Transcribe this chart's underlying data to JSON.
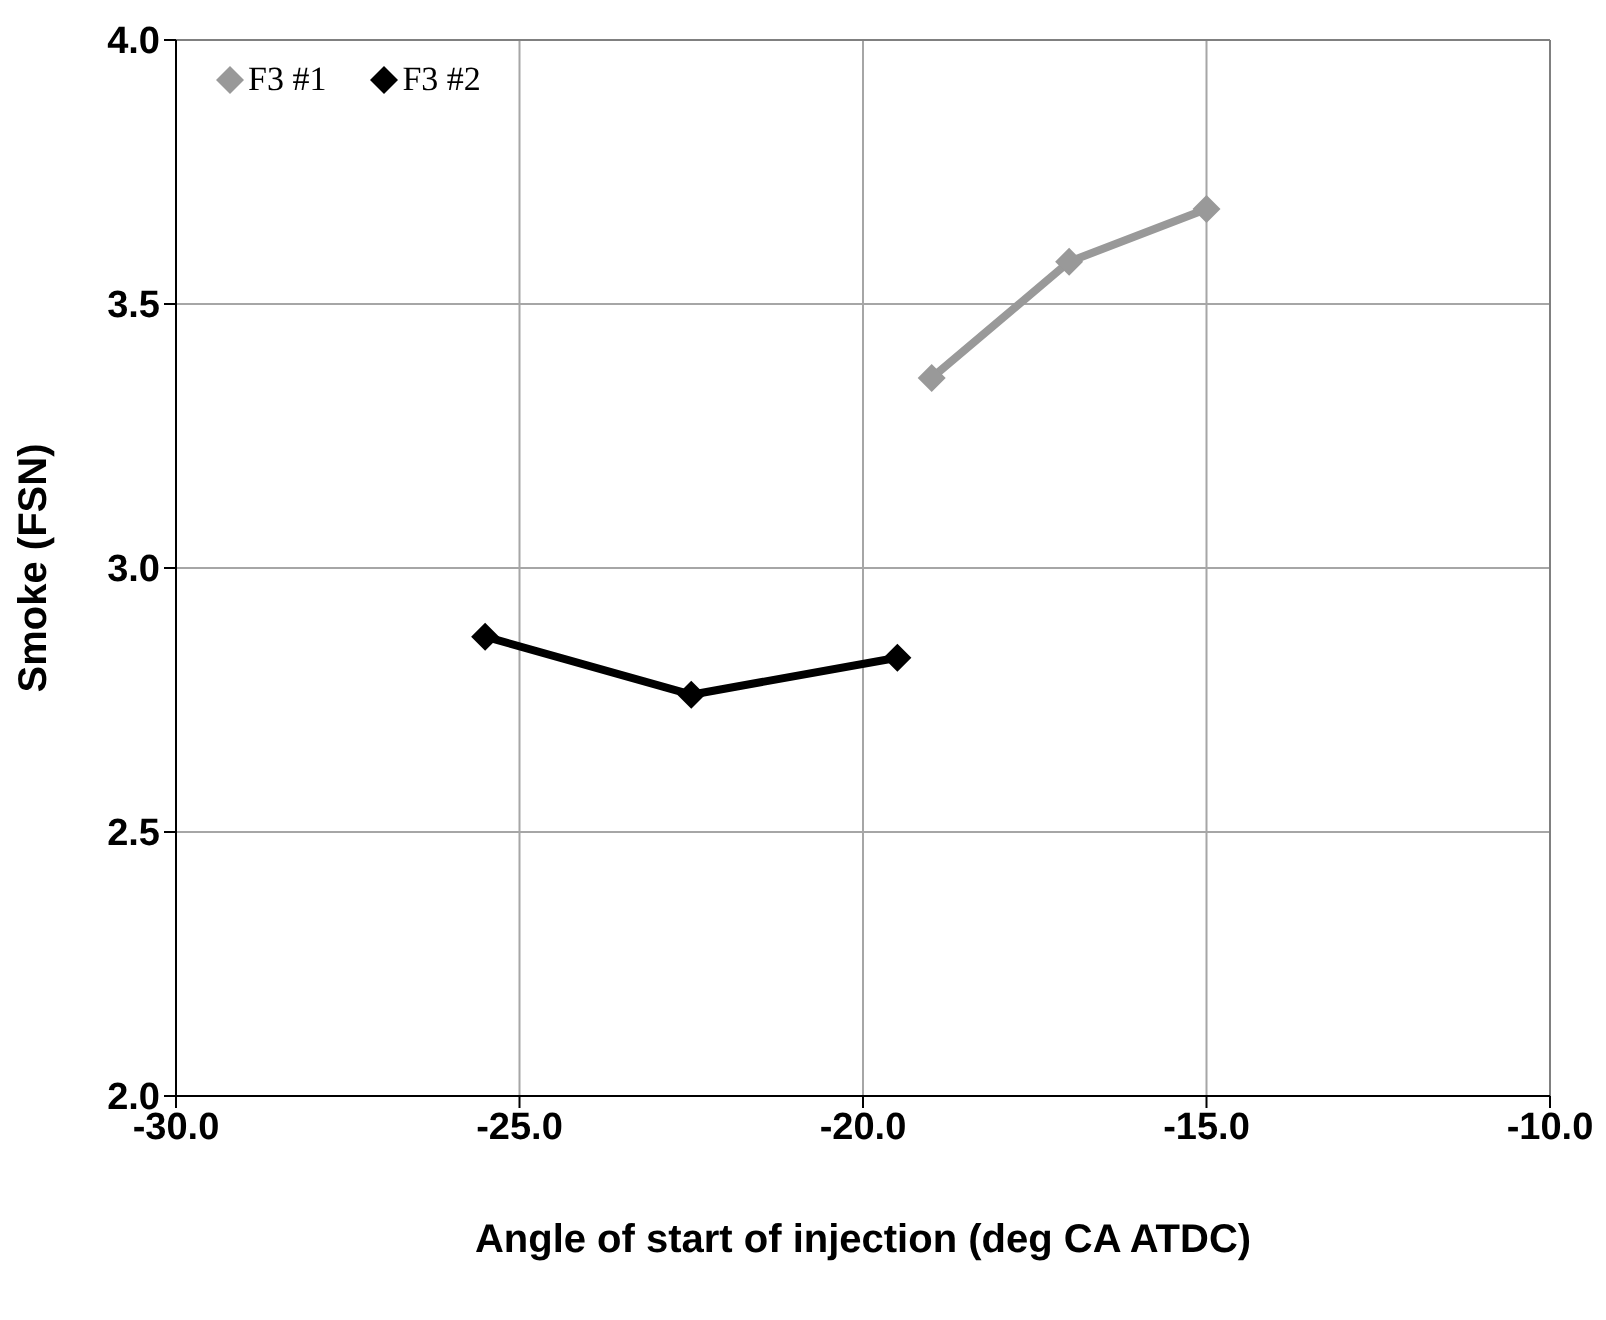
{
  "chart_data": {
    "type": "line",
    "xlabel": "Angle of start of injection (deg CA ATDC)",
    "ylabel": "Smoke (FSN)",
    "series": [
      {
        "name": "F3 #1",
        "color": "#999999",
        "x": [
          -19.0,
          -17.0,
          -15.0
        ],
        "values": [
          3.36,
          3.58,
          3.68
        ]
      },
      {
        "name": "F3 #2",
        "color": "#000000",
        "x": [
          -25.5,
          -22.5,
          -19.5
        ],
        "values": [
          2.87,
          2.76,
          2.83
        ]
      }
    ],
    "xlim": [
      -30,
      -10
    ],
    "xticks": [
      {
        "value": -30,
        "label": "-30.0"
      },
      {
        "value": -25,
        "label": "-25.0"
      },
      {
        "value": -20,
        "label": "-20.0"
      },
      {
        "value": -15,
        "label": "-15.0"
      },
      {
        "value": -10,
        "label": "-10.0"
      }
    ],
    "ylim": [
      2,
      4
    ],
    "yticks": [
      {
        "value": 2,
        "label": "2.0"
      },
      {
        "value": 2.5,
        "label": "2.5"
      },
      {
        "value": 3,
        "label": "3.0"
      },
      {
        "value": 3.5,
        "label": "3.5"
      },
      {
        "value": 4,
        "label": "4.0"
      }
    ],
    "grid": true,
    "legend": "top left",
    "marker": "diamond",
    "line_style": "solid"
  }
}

• [Directive]
Repeat each entry exactly. Pictures do not belong in the copy.

• [Task solution]
Transcribe this chart's underlying data to JSON.
{
  "chart_data": {
    "type": "line",
    "xlabel": "Angle of start of injection (deg CA ATDC)",
    "ylabel": "Smoke (FSN)",
    "series": [
      {
        "name": "F3 #1",
        "color": "#999999",
        "x": [
          -19.0,
          -17.0,
          -15.0
        ],
        "values": [
          3.36,
          3.58,
          3.68
        ]
      },
      {
        "name": "F3 #2",
        "color": "#000000",
        "x": [
          -25.5,
          -22.5,
          -19.5
        ],
        "values": [
          2.87,
          2.76,
          2.83
        ]
      }
    ],
    "xlim": [
      -30,
      -10
    ],
    "xticks": [
      {
        "value": -30,
        "label": "-30.0"
      },
      {
        "value": -25,
        "label": "-25.0"
      },
      {
        "value": -20,
        "label": "-20.0"
      },
      {
        "value": -15,
        "label": "-15.0"
      },
      {
        "value": -10,
        "label": "-10.0"
      }
    ],
    "ylim": [
      2,
      4
    ],
    "yticks": [
      {
        "value": 2,
        "label": "2.0"
      },
      {
        "value": 2.5,
        "label": "2.5"
      },
      {
        "value": 3,
        "label": "3.0"
      },
      {
        "value": 3.5,
        "label": "3.5"
      },
      {
        "value": 4,
        "label": "4.0"
      }
    ],
    "grid": true,
    "legend": "top left",
    "marker": "diamond",
    "line_style": "solid"
  }
}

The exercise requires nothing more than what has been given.